Task brief —
Across the data below, how many lines hold "international"? Answer with that number and nothing else.

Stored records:
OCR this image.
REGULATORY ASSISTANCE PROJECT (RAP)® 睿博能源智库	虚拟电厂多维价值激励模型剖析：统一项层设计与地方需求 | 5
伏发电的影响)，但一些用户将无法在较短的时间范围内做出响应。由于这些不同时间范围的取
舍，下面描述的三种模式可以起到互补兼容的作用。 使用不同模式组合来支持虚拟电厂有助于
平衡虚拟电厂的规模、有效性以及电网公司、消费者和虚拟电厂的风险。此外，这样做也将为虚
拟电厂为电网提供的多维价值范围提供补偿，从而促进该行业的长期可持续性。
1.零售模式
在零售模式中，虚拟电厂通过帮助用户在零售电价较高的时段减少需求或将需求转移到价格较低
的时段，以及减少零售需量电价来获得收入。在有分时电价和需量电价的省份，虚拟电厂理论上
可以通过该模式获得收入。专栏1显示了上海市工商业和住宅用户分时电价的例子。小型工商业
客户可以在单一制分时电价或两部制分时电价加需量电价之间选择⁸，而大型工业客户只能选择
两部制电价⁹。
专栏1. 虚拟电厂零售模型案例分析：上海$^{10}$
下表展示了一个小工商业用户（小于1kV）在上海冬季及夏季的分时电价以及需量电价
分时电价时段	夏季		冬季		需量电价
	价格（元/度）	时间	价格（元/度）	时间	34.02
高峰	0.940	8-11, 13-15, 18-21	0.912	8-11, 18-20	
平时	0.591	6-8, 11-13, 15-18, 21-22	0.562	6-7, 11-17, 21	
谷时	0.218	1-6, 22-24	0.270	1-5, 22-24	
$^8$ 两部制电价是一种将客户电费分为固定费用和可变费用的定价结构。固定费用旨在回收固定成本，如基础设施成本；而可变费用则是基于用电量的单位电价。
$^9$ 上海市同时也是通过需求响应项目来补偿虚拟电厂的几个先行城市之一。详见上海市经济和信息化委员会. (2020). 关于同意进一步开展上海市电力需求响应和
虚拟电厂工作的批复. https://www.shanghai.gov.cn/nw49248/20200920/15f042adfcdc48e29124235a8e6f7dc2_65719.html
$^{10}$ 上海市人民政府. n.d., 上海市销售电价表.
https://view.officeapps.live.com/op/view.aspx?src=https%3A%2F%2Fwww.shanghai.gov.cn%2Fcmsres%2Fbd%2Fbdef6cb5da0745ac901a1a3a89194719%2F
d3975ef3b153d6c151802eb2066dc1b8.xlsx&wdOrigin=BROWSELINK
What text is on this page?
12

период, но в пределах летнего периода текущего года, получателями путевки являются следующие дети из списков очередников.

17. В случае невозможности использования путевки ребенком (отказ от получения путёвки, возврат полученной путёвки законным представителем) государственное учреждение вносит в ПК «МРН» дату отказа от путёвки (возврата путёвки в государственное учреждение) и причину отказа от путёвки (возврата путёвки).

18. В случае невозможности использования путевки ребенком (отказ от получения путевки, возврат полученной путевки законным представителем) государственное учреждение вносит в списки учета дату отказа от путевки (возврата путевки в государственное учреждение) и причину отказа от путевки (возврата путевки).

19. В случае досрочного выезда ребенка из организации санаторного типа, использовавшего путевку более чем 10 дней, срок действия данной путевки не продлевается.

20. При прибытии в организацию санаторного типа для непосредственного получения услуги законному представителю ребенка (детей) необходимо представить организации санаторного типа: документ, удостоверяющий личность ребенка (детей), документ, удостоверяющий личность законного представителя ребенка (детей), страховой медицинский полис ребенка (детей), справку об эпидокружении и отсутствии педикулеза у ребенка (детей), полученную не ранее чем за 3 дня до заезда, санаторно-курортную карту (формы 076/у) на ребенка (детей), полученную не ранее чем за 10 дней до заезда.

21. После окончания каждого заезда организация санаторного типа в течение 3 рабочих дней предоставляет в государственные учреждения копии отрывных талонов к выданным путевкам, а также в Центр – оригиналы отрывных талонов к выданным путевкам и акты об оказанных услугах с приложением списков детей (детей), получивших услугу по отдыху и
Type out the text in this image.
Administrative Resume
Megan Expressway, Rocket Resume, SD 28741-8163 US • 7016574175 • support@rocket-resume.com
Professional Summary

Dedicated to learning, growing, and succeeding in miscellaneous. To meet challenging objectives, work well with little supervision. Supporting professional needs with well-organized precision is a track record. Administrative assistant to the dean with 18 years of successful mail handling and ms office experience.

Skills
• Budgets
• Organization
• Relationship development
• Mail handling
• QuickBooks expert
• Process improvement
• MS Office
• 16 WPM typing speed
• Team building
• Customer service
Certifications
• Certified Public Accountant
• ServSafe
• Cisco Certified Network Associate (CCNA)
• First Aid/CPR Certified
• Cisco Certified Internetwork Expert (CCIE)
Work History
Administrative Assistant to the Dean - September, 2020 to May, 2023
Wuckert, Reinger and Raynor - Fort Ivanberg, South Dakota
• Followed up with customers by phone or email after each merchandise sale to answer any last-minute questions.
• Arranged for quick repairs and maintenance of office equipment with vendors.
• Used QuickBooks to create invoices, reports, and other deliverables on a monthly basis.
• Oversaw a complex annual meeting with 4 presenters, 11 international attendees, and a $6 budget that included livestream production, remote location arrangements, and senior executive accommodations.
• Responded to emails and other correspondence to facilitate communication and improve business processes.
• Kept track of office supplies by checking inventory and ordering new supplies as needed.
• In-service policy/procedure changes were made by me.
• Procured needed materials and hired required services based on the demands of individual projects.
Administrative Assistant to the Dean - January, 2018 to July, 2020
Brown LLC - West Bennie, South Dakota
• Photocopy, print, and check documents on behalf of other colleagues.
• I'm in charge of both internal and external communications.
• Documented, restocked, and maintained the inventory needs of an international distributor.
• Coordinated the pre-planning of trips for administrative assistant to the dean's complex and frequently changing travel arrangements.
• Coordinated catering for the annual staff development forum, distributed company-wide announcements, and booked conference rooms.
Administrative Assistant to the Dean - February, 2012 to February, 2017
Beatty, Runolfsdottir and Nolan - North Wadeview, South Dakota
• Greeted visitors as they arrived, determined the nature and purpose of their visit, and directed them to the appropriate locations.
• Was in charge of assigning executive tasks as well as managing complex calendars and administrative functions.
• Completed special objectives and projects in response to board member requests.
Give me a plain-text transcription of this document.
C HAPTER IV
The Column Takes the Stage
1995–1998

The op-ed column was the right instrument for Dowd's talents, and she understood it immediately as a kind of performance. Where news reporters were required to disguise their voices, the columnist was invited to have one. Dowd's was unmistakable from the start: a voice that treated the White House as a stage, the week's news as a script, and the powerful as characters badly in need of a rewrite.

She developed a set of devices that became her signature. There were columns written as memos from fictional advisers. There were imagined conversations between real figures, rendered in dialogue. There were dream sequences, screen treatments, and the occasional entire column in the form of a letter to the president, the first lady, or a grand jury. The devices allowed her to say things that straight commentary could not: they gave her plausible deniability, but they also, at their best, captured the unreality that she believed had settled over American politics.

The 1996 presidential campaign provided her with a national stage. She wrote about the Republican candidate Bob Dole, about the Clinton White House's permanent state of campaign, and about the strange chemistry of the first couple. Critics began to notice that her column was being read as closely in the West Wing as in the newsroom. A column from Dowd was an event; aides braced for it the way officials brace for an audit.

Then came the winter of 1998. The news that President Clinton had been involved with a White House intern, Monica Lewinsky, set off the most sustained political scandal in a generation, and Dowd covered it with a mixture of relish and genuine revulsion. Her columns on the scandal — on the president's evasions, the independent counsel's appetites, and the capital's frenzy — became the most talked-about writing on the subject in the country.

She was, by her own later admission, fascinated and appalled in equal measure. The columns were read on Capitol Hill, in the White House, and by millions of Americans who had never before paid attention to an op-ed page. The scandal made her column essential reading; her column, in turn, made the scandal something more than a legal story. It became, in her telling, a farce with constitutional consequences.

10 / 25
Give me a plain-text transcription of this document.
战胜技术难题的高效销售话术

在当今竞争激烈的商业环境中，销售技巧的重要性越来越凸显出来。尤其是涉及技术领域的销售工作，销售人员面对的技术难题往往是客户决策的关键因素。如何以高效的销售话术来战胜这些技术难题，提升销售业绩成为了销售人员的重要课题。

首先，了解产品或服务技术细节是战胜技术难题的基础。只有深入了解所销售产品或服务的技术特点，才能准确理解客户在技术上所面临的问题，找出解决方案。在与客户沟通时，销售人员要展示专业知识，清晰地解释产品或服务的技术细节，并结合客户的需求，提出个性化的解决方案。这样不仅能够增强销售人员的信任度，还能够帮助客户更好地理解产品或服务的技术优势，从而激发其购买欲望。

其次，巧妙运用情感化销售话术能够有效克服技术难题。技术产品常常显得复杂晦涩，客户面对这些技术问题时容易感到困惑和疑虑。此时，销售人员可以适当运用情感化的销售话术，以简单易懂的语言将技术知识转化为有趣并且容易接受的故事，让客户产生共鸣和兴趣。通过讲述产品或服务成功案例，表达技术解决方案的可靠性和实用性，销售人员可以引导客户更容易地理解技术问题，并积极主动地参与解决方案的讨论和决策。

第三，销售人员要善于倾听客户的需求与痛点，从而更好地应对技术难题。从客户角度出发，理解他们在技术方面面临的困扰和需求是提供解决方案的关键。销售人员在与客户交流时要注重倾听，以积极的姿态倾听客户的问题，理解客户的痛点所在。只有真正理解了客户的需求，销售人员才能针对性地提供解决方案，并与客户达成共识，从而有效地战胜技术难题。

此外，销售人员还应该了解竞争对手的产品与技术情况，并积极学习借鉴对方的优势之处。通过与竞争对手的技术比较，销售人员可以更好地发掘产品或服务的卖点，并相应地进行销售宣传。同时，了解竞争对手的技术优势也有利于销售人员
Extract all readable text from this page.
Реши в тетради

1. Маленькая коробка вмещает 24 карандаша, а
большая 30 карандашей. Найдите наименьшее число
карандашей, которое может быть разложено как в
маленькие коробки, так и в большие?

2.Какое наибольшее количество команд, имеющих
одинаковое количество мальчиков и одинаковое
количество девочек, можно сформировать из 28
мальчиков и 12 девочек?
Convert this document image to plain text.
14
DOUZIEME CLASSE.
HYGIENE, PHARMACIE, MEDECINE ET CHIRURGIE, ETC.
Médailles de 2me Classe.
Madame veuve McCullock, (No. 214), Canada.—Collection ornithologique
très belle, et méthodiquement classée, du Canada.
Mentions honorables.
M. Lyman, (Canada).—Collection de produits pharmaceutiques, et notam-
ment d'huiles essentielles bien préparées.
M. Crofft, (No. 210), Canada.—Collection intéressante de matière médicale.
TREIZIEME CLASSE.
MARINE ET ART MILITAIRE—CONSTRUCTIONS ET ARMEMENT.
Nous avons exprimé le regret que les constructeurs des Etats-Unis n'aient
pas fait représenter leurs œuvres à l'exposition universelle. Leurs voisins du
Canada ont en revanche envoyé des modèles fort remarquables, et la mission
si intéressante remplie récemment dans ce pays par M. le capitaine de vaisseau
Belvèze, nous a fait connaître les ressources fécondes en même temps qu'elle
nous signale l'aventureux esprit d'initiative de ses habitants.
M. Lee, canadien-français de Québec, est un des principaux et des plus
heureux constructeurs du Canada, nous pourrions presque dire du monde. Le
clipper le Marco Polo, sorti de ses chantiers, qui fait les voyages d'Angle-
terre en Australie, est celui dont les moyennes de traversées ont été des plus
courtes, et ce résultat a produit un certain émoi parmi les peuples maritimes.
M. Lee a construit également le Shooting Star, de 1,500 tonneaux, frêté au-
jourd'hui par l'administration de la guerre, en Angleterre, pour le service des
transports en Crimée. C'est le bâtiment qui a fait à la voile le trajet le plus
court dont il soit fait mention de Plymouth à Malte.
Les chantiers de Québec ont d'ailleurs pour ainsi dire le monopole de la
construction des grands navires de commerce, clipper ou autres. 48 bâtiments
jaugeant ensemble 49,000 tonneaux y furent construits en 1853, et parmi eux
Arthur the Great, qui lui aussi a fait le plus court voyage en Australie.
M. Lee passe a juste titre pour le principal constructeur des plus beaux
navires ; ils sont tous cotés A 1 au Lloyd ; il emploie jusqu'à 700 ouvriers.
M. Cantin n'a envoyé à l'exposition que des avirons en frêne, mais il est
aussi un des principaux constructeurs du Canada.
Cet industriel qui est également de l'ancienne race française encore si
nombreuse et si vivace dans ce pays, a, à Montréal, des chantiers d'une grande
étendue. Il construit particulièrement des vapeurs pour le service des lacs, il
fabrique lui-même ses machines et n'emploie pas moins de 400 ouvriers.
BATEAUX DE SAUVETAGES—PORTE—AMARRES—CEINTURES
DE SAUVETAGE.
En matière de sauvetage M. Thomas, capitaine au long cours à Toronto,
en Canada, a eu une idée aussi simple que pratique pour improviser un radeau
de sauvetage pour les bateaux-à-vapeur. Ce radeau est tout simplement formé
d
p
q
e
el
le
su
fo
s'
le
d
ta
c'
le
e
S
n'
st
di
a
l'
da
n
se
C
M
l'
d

Answer to the problem —
2